Stored entries:

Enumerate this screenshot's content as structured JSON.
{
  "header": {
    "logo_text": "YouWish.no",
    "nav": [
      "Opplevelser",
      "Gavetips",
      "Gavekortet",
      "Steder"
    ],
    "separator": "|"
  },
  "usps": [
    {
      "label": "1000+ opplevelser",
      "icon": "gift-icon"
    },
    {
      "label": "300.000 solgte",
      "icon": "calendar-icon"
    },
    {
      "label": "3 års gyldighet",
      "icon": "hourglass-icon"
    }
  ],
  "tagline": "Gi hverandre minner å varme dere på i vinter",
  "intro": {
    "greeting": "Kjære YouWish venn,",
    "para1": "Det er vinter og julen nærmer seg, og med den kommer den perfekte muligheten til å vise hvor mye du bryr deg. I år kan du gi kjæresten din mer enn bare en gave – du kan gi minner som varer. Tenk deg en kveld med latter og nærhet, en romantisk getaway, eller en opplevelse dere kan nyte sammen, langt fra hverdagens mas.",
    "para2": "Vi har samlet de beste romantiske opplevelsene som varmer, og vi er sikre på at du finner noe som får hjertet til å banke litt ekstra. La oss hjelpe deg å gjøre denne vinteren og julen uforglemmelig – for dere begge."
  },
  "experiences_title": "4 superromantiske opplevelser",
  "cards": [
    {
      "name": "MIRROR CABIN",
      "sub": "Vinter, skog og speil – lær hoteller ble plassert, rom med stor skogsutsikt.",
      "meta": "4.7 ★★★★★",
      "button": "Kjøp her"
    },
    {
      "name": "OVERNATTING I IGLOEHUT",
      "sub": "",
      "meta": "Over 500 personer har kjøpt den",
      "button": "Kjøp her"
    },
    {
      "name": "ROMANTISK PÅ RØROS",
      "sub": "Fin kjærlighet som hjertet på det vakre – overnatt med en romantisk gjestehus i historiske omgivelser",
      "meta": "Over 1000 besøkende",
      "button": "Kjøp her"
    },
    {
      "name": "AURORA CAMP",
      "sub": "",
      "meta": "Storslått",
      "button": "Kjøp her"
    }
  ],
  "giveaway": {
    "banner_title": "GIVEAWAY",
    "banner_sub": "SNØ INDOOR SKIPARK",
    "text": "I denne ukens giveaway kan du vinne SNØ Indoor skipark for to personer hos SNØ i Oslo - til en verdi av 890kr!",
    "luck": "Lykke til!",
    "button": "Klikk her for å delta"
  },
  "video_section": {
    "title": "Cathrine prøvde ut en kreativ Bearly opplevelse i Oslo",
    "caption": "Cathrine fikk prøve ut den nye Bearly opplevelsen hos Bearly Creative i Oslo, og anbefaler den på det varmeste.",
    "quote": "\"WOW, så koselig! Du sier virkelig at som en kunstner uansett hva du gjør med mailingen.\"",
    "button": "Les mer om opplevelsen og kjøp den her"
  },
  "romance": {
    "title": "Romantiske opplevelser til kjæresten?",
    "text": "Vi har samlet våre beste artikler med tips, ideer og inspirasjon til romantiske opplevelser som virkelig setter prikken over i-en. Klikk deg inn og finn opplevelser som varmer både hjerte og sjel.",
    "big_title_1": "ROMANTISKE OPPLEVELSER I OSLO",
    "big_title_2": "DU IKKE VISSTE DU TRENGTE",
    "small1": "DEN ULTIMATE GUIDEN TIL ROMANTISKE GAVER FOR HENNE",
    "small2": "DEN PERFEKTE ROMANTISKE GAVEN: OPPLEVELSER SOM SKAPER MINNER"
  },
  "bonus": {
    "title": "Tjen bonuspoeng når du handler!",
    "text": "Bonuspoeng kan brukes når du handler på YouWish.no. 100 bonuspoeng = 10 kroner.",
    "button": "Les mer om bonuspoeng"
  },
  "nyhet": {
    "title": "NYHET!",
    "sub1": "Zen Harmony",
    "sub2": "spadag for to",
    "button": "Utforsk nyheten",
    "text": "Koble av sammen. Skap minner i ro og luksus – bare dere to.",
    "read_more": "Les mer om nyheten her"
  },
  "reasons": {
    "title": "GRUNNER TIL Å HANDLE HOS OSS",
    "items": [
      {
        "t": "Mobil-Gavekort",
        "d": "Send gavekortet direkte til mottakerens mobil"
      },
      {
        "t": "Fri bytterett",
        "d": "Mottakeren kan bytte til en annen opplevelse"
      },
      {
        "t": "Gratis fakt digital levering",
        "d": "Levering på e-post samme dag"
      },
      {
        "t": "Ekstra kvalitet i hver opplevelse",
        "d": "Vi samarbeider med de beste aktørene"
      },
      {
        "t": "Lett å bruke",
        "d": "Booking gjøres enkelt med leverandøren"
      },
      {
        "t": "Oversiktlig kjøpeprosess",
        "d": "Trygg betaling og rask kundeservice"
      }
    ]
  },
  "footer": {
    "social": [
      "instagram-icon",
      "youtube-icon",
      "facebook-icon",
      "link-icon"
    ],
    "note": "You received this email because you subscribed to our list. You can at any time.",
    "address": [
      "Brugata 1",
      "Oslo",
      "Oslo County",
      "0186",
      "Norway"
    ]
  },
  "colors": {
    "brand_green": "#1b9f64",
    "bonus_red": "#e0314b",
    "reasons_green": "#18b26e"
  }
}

- Job -
Filter the data, keeping only the lines that contain "beste".

- Written response -
    "para2": "Vi har samlet de beste romantiske opplevelsene som varmer, og vi er sikre på at du finner noe som får hjertet til å banke litt ekstra. La oss hjelpe deg å gjøre denne vinteren og julen uforglemmelig – for dere begge."
    "text": "Vi har samlet våre beste artikler med tips, ideer og inspirasjon til romantiske opplevelser som virkelig setter prikken over i-en. Klikk deg inn og finn opplevelser som varmer både hjerte og sjel.",
        "d": "Vi samarbeider med de beste aktørene"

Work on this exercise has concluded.